Would it be possible to write out each entry below exactly, without the pictures?
____ ITEMS
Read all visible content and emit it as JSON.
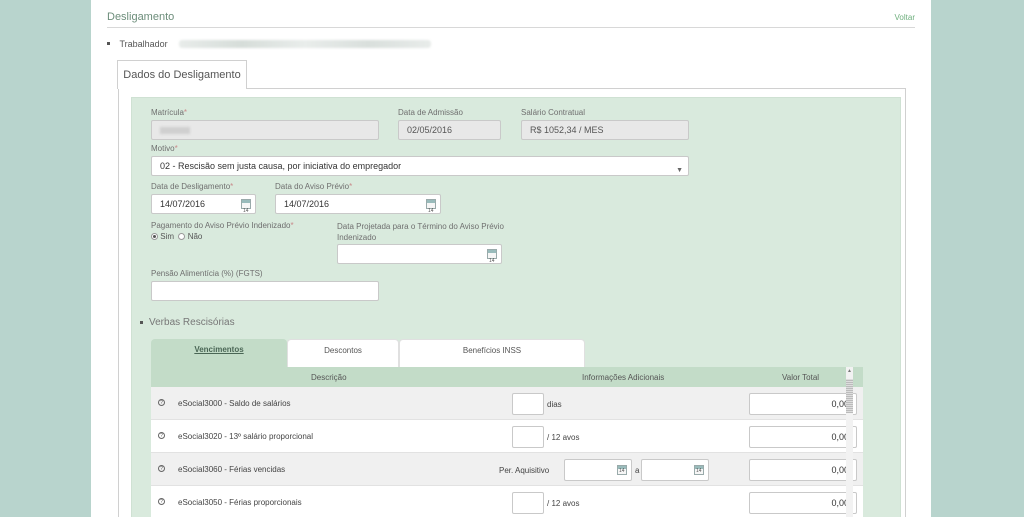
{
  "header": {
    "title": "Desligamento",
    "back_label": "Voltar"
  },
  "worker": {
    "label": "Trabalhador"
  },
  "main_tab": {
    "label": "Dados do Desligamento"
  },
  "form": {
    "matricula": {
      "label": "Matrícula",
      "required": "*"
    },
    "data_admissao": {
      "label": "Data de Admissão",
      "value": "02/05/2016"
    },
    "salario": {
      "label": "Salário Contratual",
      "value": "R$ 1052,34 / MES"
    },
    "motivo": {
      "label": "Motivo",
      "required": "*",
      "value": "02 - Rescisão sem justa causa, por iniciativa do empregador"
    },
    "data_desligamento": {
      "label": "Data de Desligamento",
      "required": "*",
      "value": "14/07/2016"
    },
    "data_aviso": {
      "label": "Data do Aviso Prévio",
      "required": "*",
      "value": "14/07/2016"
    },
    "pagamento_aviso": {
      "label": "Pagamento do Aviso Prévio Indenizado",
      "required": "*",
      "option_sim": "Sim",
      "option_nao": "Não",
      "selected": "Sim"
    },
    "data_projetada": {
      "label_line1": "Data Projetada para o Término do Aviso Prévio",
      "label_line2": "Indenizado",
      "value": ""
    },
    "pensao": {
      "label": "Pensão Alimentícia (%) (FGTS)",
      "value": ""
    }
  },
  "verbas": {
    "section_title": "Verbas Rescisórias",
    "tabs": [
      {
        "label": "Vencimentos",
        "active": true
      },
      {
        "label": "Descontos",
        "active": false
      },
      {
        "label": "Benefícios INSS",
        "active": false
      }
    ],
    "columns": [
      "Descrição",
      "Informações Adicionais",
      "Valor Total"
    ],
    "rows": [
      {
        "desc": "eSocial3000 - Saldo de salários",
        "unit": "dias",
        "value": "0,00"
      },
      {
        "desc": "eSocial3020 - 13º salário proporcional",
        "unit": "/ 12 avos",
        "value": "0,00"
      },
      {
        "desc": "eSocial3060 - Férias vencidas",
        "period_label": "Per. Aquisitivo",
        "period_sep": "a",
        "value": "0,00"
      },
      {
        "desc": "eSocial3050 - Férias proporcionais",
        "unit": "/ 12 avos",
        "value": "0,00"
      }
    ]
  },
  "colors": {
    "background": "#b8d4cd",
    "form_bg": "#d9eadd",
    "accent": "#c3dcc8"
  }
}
________
ANSWER FOR THIS EXERCISE:
Read all visible content and emit it as JSON.
{
  "header": {
    "title": "Desligamento",
    "back_label": "Voltar"
  },
  "worker": {
    "label": "Trabalhador"
  },
  "main_tab": {
    "label": "Dados do Desligamento"
  },
  "form": {
    "matricula": {
      "label": "Matrícula",
      "required": "*"
    },
    "data_admissao": {
      "label": "Data de Admissão",
      "value": "02/05/2016"
    },
    "salario": {
      "label": "Salário Contratual",
      "value": "R$ 1052,34 / MES"
    },
    "motivo": {
      "label": "Motivo",
      "required": "*",
      "value": "02 - Rescisão sem justa causa, por iniciativa do empregador"
    },
    "data_desligamento": {
      "label": "Data de Desligamento",
      "required": "*",
      "value": "14/07/2016"
    },
    "data_aviso": {
      "label": "Data do Aviso Prévio",
      "required": "*",
      "value": "14/07/2016"
    },
    "pagamento_aviso": {
      "label": "Pagamento do Aviso Prévio Indenizado",
      "required": "*",
      "option_sim": "Sim",
      "option_nao": "Não",
      "selected": "Sim"
    },
    "data_projetada": {
      "label_line1": "Data Projetada para o Término do Aviso Prévio",
      "label_line2": "Indenizado",
      "value": ""
    },
    "pensao": {
      "label": "Pensão Alimentícia (%) (FGTS)",
      "value": ""
    }
  },
  "verbas": {
    "section_title": "Verbas Rescisórias",
    "tabs": [
      {
        "label": "Vencimentos",
        "active": true
      },
      {
        "label": "Descontos",
        "active": false
      },
      {
        "label": "Benefícios INSS",
        "active": false
      }
    ],
    "columns": [
      "Descrição",
      "Informações Adicionais",
      "Valor Total"
    ],
    "rows": [
      {
        "desc": "eSocial3000 - Saldo de salários",
        "unit": "dias",
        "value": "0,00"
      },
      {
        "desc": "eSocial3020 - 13º salário proporcional",
        "unit": "/ 12 avos",
        "value": "0,00"
      },
      {
        "desc": "eSocial3060 - Férias vencidas",
        "period_label": "Per. Aquisitivo",
        "period_sep": "a",
        "value": "0,00"
      },
      {
        "desc": "eSocial3050 - Férias proporcionais",
        "unit": "/ 12 avos",
        "value": "0,00"
      }
    ]
  },
  "colors": {
    "background": "#b8d4cd",
    "form_bg": "#d9eadd",
    "accent": "#c3dcc8"
  }
}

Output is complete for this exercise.